• PROBLEM DETAILS:
Below is a listing to write out in full, exactly as given, without its pictures.

--- Begin STORED DATA ---

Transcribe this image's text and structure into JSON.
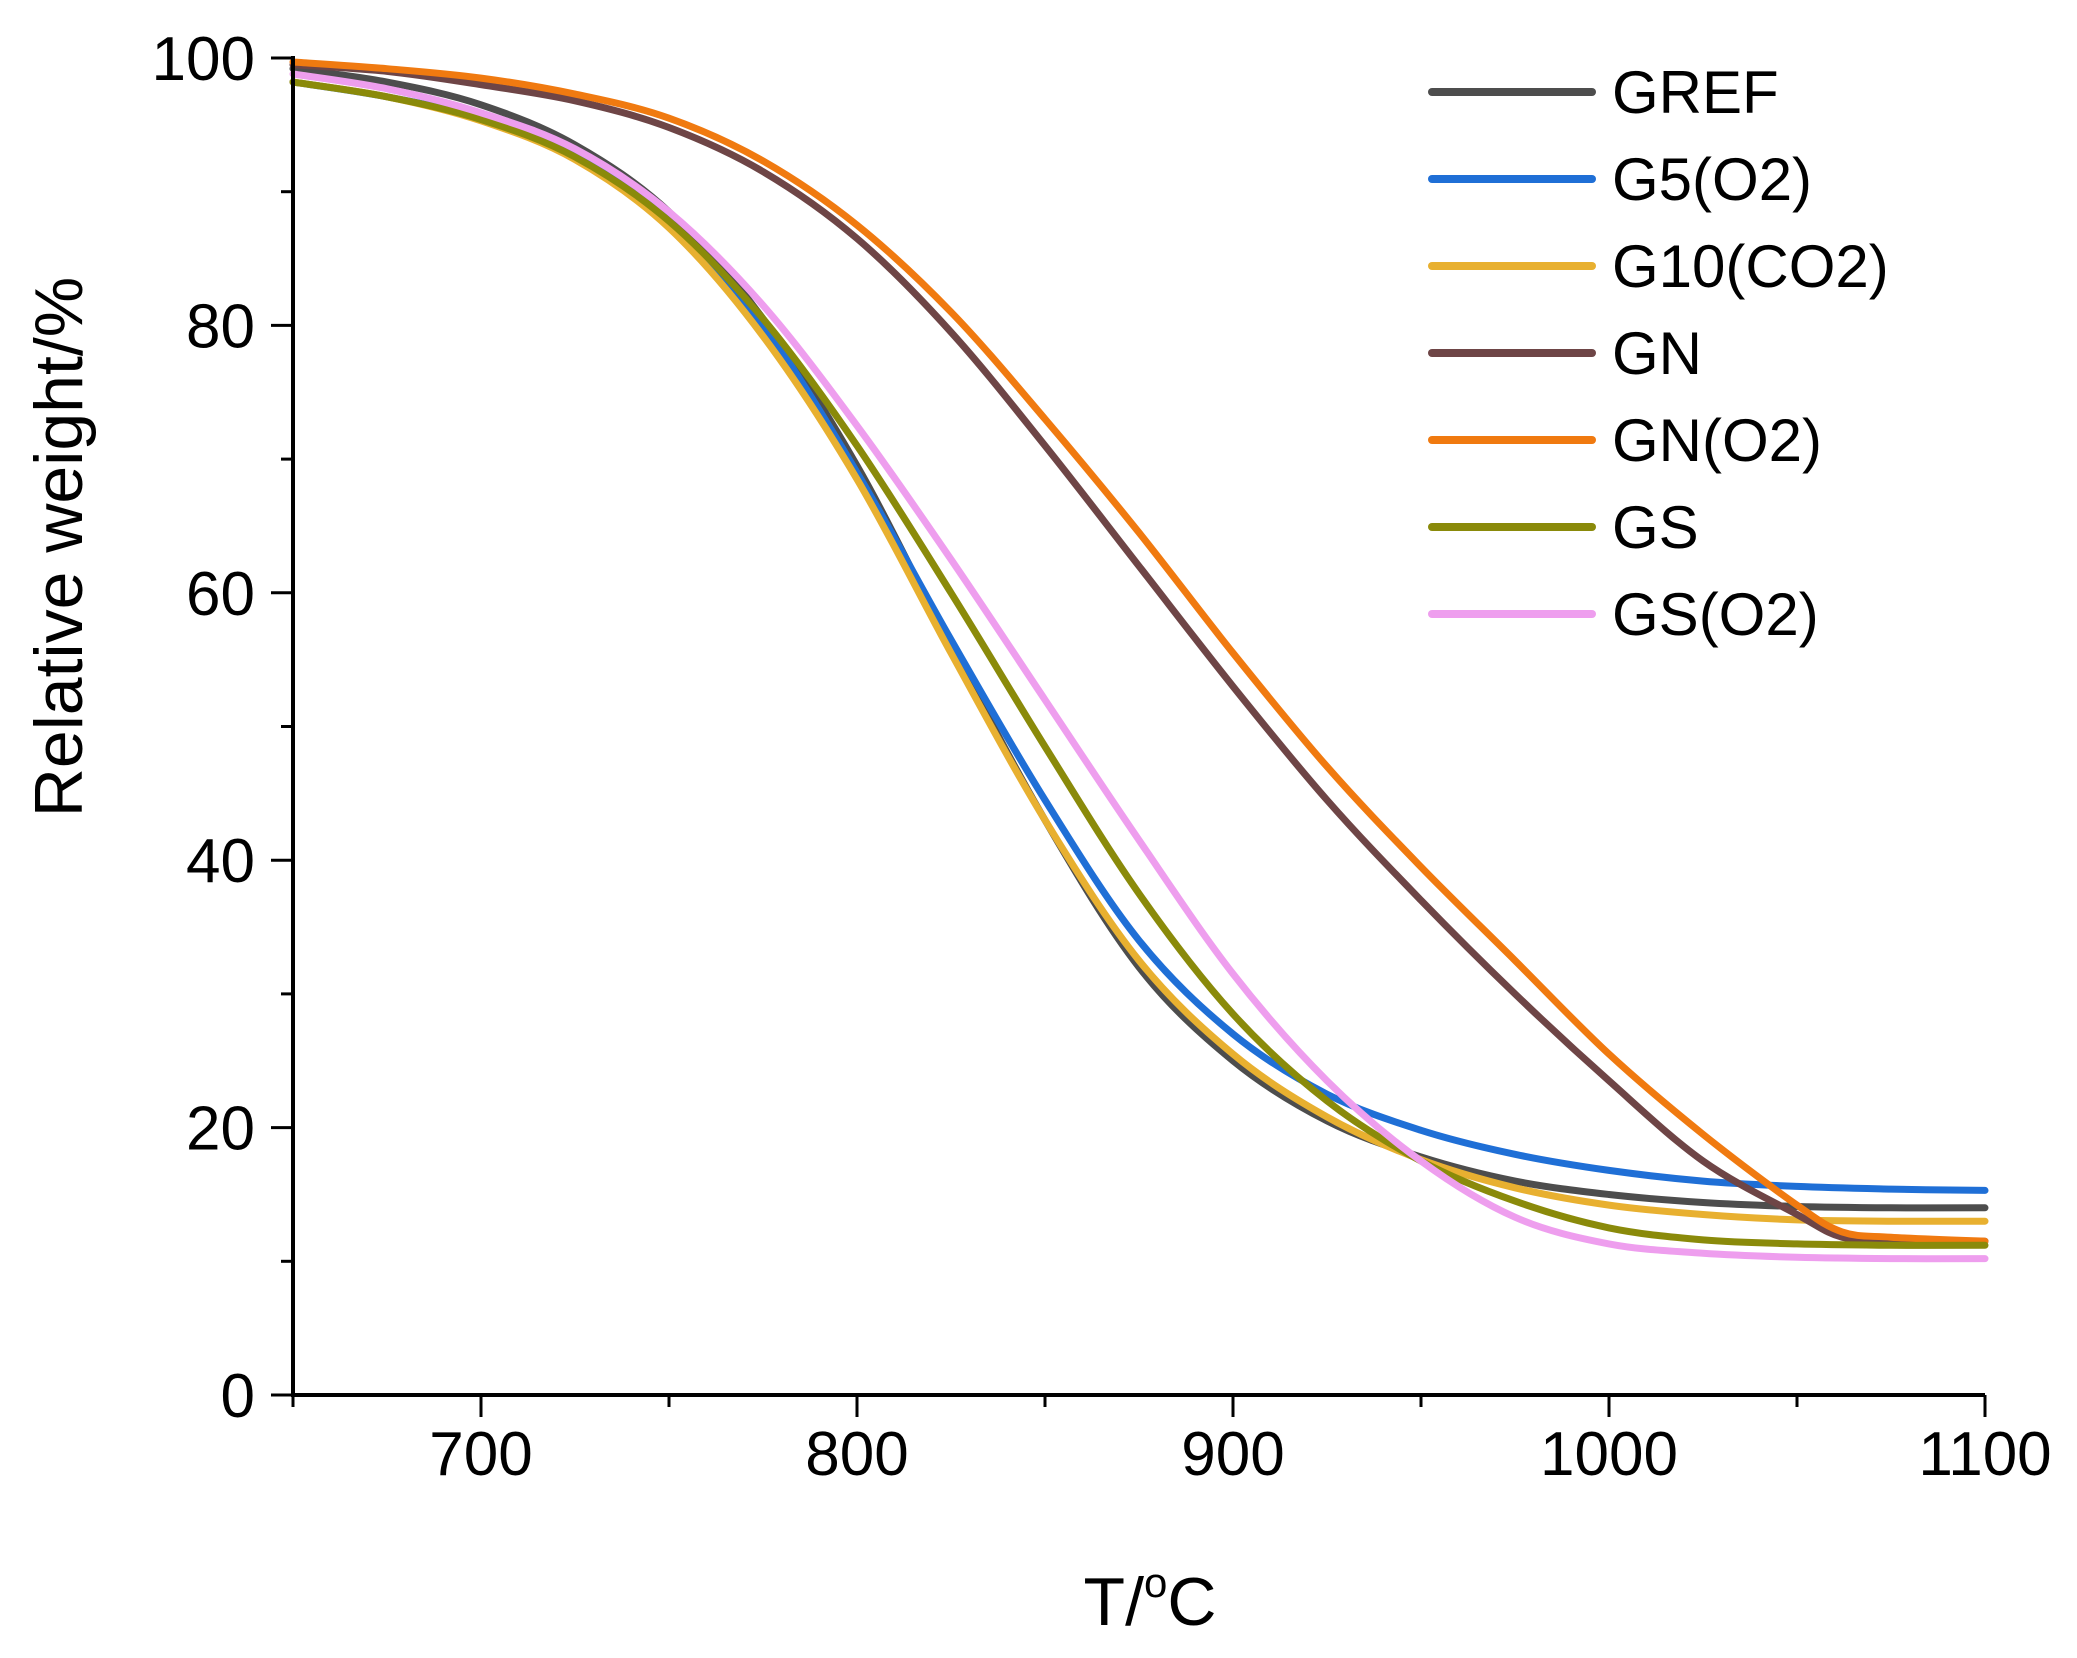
{
  "chart_data": {
    "type": "line",
    "title": "",
    "xlabel": "T/",
    "xlabel_superscript": "o",
    "xlabel_suffix": "C",
    "ylabel": "Relative weight/%",
    "xlim": [
      650,
      1100
    ],
    "ylim": [
      0,
      100
    ],
    "xticks": [
      700,
      800,
      900,
      1000,
      1100
    ],
    "yticks": [
      0,
      20,
      40,
      60,
      80,
      100
    ],
    "x_minor_step": 50,
    "y_minor_step": 10,
    "grid": false,
    "legend_position": "top-right",
    "series": [
      {
        "name": "GREF",
        "color": "#4d4d4d",
        "x": [
          650,
          675,
          700,
          725,
          750,
          775,
          800,
          825,
          850,
          875,
          900,
          925,
          950,
          975,
          1000,
          1025,
          1050,
          1075,
          1100
        ],
        "y": [
          99.2,
          98.2,
          96.5,
          93.5,
          88.5,
          80.5,
          69.5,
          56,
          43,
          32,
          25,
          20.5,
          17.8,
          16,
          15,
          14.4,
          14.1,
          14,
          14
        ]
      },
      {
        "name": "G5(O2)",
        "color": "#1f6fd6",
        "x": [
          650,
          675,
          700,
          725,
          750,
          775,
          800,
          825,
          850,
          875,
          900,
          925,
          950,
          975,
          1000,
          1025,
          1050,
          1075,
          1100
        ],
        "y": [
          98.2,
          97.1,
          95.5,
          92.8,
          87.8,
          80,
          69,
          56.5,
          44.5,
          34,
          27,
          22.5,
          19.8,
          18,
          16.8,
          16,
          15.6,
          15.4,
          15.3
        ]
      },
      {
        "name": "G10(CO2)",
        "color": "#e8b030",
        "x": [
          650,
          675,
          700,
          725,
          750,
          775,
          800,
          825,
          850,
          875,
          900,
          925,
          950,
          975,
          1000,
          1025,
          1050,
          1075,
          1100
        ],
        "y": [
          98.2,
          97.1,
          95.3,
          92.4,
          87.3,
          79.2,
          68.5,
          55.5,
          43,
          32.5,
          25.5,
          20.8,
          17.6,
          15.5,
          14.2,
          13.5,
          13.1,
          13,
          13
        ]
      },
      {
        "name": "GN",
        "color": "#6e4546",
        "x": [
          650,
          675,
          700,
          725,
          750,
          775,
          800,
          825,
          850,
          875,
          900,
          925,
          950,
          975,
          1000,
          1025,
          1050,
          1062,
          1075,
          1100
        ],
        "y": [
          99.5,
          99,
          98,
          96.8,
          94.8,
          91.5,
          86.5,
          79.5,
          71,
          62,
          53,
          44.5,
          37,
          30,
          23.5,
          17.5,
          13.5,
          11.8,
          11.6,
          11.5
        ]
      },
      {
        "name": "GN(O2)",
        "color": "#f07a10",
        "x": [
          650,
          675,
          700,
          725,
          750,
          775,
          800,
          825,
          850,
          875,
          900,
          925,
          950,
          975,
          1000,
          1025,
          1050,
          1062,
          1075,
          1100
        ],
        "y": [
          99.7,
          99.2,
          98.5,
          97.3,
          95.5,
          92.3,
          87.5,
          81,
          73,
          64.5,
          55.5,
          47,
          39.5,
          32.5,
          25.5,
          19.5,
          14.2,
          12.2,
          11.8,
          11.5
        ]
      },
      {
        "name": "GS",
        "color": "#8a8a0a",
        "x": [
          650,
          675,
          700,
          725,
          750,
          775,
          800,
          825,
          850,
          875,
          900,
          925,
          950,
          975,
          1000,
          1025,
          1050,
          1075,
          1100
        ],
        "y": [
          98.2,
          97.1,
          95.4,
          92.6,
          87.8,
          80.5,
          71,
          60,
          48.5,
          37.5,
          28.5,
          22,
          17.5,
          14.5,
          12.5,
          11.6,
          11.3,
          11.2,
          11.2
        ]
      },
      {
        "name": "GS(O2)",
        "color": "#ee9eee",
        "x": [
          650,
          675,
          700,
          725,
          750,
          775,
          800,
          825,
          850,
          875,
          900,
          925,
          950,
          975,
          1000,
          1025,
          1050,
          1075,
          1100
        ],
        "y": [
          98.8,
          97.7,
          95.9,
          93.2,
          88.5,
          81.5,
          72.5,
          62.5,
          52,
          41.5,
          31.5,
          23.5,
          17.5,
          13.3,
          11.3,
          10.6,
          10.3,
          10.2,
          10.2
        ]
      }
    ]
  }
}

--- End STORED DATA ---

• THE REPLY:
Transcribe this image's text and structure into JSON.
{
  "chart_data": {
    "type": "line",
    "title": "",
    "xlabel": "T/",
    "xlabel_superscript": "o",
    "xlabel_suffix": "C",
    "ylabel": "Relative weight/%",
    "xlim": [
      650,
      1100
    ],
    "ylim": [
      0,
      100
    ],
    "xticks": [
      700,
      800,
      900,
      1000,
      1100
    ],
    "yticks": [
      0,
      20,
      40,
      60,
      80,
      100
    ],
    "x_minor_step": 50,
    "y_minor_step": 10,
    "grid": false,
    "legend_position": "top-right",
    "series": [
      {
        "name": "GREF",
        "color": "#4d4d4d",
        "x": [
          650,
          675,
          700,
          725,
          750,
          775,
          800,
          825,
          850,
          875,
          900,
          925,
          950,
          975,
          1000,
          1025,
          1050,
          1075,
          1100
        ],
        "y": [
          99.2,
          98.2,
          96.5,
          93.5,
          88.5,
          80.5,
          69.5,
          56,
          43,
          32,
          25,
          20.5,
          17.8,
          16,
          15,
          14.4,
          14.1,
          14,
          14
        ]
      },
      {
        "name": "G5(O2)",
        "color": "#1f6fd6",
        "x": [
          650,
          675,
          700,
          725,
          750,
          775,
          800,
          825,
          850,
          875,
          900,
          925,
          950,
          975,
          1000,
          1025,
          1050,
          1075,
          1100
        ],
        "y": [
          98.2,
          97.1,
          95.5,
          92.8,
          87.8,
          80,
          69,
          56.5,
          44.5,
          34,
          27,
          22.5,
          19.8,
          18,
          16.8,
          16,
          15.6,
          15.4,
          15.3
        ]
      },
      {
        "name": "G10(CO2)",
        "color": "#e8b030",
        "x": [
          650,
          675,
          700,
          725,
          750,
          775,
          800,
          825,
          850,
          875,
          900,
          925,
          950,
          975,
          1000,
          1025,
          1050,
          1075,
          1100
        ],
        "y": [
          98.2,
          97.1,
          95.3,
          92.4,
          87.3,
          79.2,
          68.5,
          55.5,
          43,
          32.5,
          25.5,
          20.8,
          17.6,
          15.5,
          14.2,
          13.5,
          13.1,
          13,
          13
        ]
      },
      {
        "name": "GN",
        "color": "#6e4546",
        "x": [
          650,
          675,
          700,
          725,
          750,
          775,
          800,
          825,
          850,
          875,
          900,
          925,
          950,
          975,
          1000,
          1025,
          1050,
          1062,
          1075,
          1100
        ],
        "y": [
          99.5,
          99,
          98,
          96.8,
          94.8,
          91.5,
          86.5,
          79.5,
          71,
          62,
          53,
          44.5,
          37,
          30,
          23.5,
          17.5,
          13.5,
          11.8,
          11.6,
          11.5
        ]
      },
      {
        "name": "GN(O2)",
        "color": "#f07a10",
        "x": [
          650,
          675,
          700,
          725,
          750,
          775,
          800,
          825,
          850,
          875,
          900,
          925,
          950,
          975,
          1000,
          1025,
          1050,
          1062,
          1075,
          1100
        ],
        "y": [
          99.7,
          99.2,
          98.5,
          97.3,
          95.5,
          92.3,
          87.5,
          81,
          73,
          64.5,
          55.5,
          47,
          39.5,
          32.5,
          25.5,
          19.5,
          14.2,
          12.2,
          11.8,
          11.5
        ]
      },
      {
        "name": "GS",
        "color": "#8a8a0a",
        "x": [
          650,
          675,
          700,
          725,
          750,
          775,
          800,
          825,
          850,
          875,
          900,
          925,
          950,
          975,
          1000,
          1025,
          1050,
          1075,
          1100
        ],
        "y": [
          98.2,
          97.1,
          95.4,
          92.6,
          87.8,
          80.5,
          71,
          60,
          48.5,
          37.5,
          28.5,
          22,
          17.5,
          14.5,
          12.5,
          11.6,
          11.3,
          11.2,
          11.2
        ]
      },
      {
        "name": "GS(O2)",
        "color": "#ee9eee",
        "x": [
          650,
          675,
          700,
          725,
          750,
          775,
          800,
          825,
          850,
          875,
          900,
          925,
          950,
          975,
          1000,
          1025,
          1050,
          1075,
          1100
        ],
        "y": [
          98.8,
          97.7,
          95.9,
          93.2,
          88.5,
          81.5,
          72.5,
          62.5,
          52,
          41.5,
          31.5,
          23.5,
          17.5,
          13.3,
          11.3,
          10.6,
          10.3,
          10.2,
          10.2
        ]
      }
    ]
  }
}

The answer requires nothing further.